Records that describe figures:
— start —
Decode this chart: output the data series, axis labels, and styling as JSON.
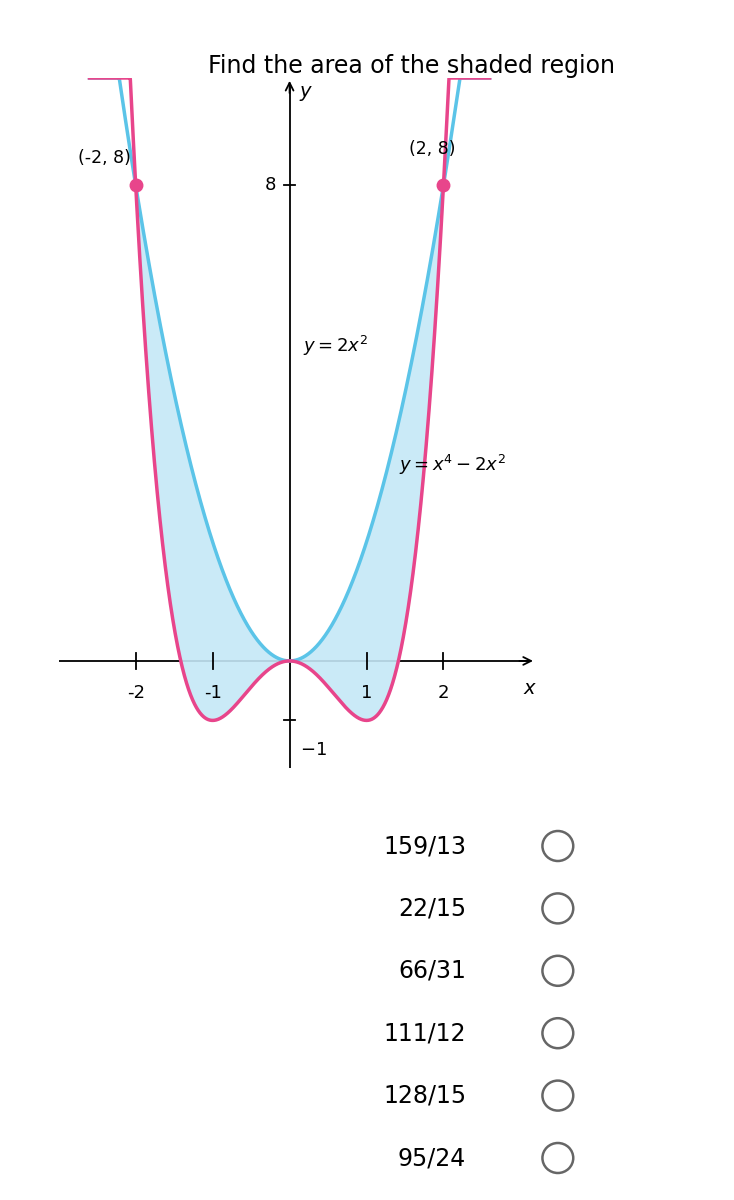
{
  "title": "Find the area of the shaded region",
  "title_fontsize": 17,
  "point1": [
    -2,
    8
  ],
  "point2": [
    2,
    8
  ],
  "point_label1": "(-2, 8)",
  "point_label2": "(2, 8)",
  "point_color": "#E8458B",
  "curve1_color": "#5BC4E8",
  "curve2_color": "#E8458B",
  "shade_color": "#C5E8F7",
  "shade_alpha": 0.9,
  "xlim": [
    -3.0,
    3.2
  ],
  "ylim": [
    -1.8,
    9.8
  ],
  "xticks": [
    -2,
    -1,
    1,
    2
  ],
  "bg_color": "#ffffff",
  "choices": [
    "159/13",
    "22/15",
    "66/31",
    "111/12",
    "128/15",
    "95/24"
  ],
  "answer_fontsize": 17,
  "circle_color": "#666666"
}
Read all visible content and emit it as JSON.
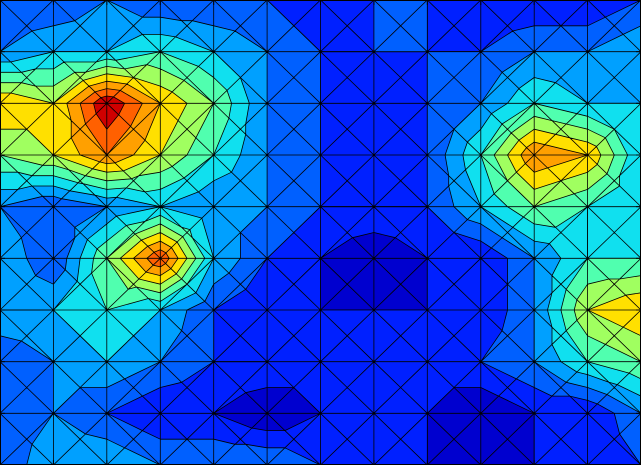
— end —
**Goal:** Restate the entire listing word for word, excluding pictures.

**Solution to this exercise:**
Decode this chart: output the data series, axis labels, and styling as JSON.
{
  "title": "Find the area of the shaded region",
  "title_fontsize": 17,
  "point1": [
    -2,
    8
  ],
  "point2": [
    2,
    8
  ],
  "point_label1": "(-2, 8)",
  "point_label2": "(2, 8)",
  "point_color": "#E8458B",
  "curve1_color": "#5BC4E8",
  "curve2_color": "#E8458B",
  "shade_color": "#C5E8F7",
  "shade_alpha": 0.9,
  "xlim": [
    -3.0,
    3.2
  ],
  "ylim": [
    -1.8,
    9.8
  ],
  "xticks": [
    -2,
    -1,
    1,
    2
  ],
  "bg_color": "#ffffff",
  "choices": [
    "159/13",
    "22/15",
    "66/31",
    "111/12",
    "128/15",
    "95/24"
  ],
  "answer_fontsize": 17,
  "circle_color": "#666666"
}
Read all visible content and emit it as JSON.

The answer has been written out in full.